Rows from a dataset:
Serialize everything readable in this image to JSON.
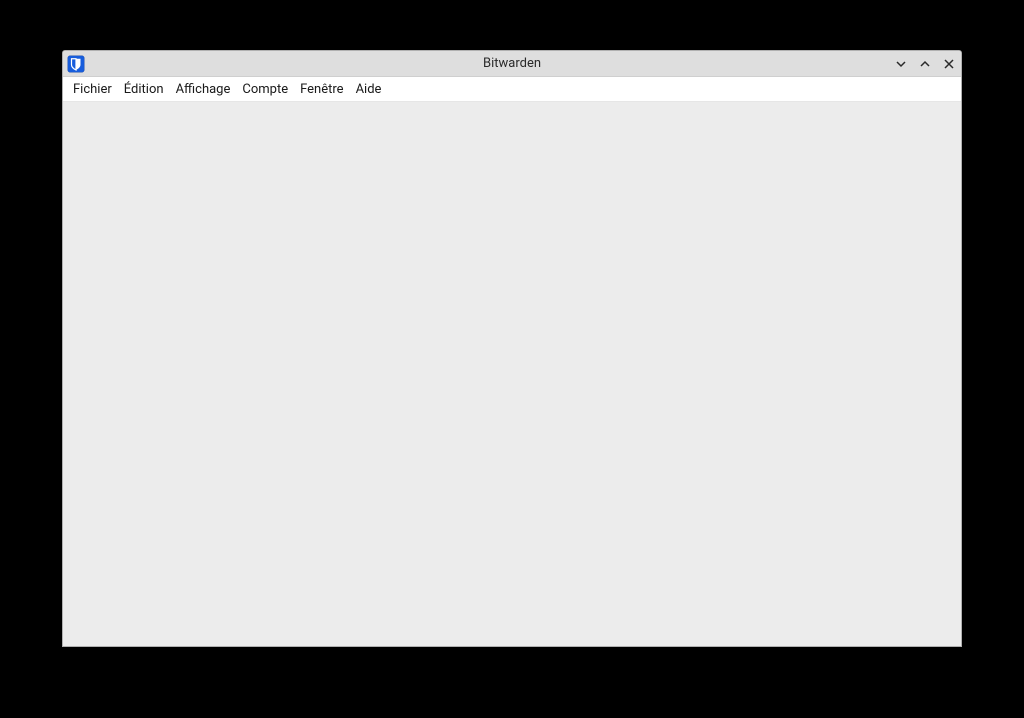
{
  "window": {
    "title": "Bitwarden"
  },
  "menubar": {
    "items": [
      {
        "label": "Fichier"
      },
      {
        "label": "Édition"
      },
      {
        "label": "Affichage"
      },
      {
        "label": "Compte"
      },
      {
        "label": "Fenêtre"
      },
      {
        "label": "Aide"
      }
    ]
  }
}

EXERCISE OBJECTIVE: Omit every picture while copying the listing above exactly.

FULL RESPONSE:
Serialize everything readable in this image to JSON.
{
  "window": {
    "title": "Bitwarden"
  },
  "menubar": {
    "items": [
      {
        "label": "Fichier"
      },
      {
        "label": "Édition"
      },
      {
        "label": "Affichage"
      },
      {
        "label": "Compte"
      },
      {
        "label": "Fenêtre"
      },
      {
        "label": "Aide"
      }
    ]
  }
}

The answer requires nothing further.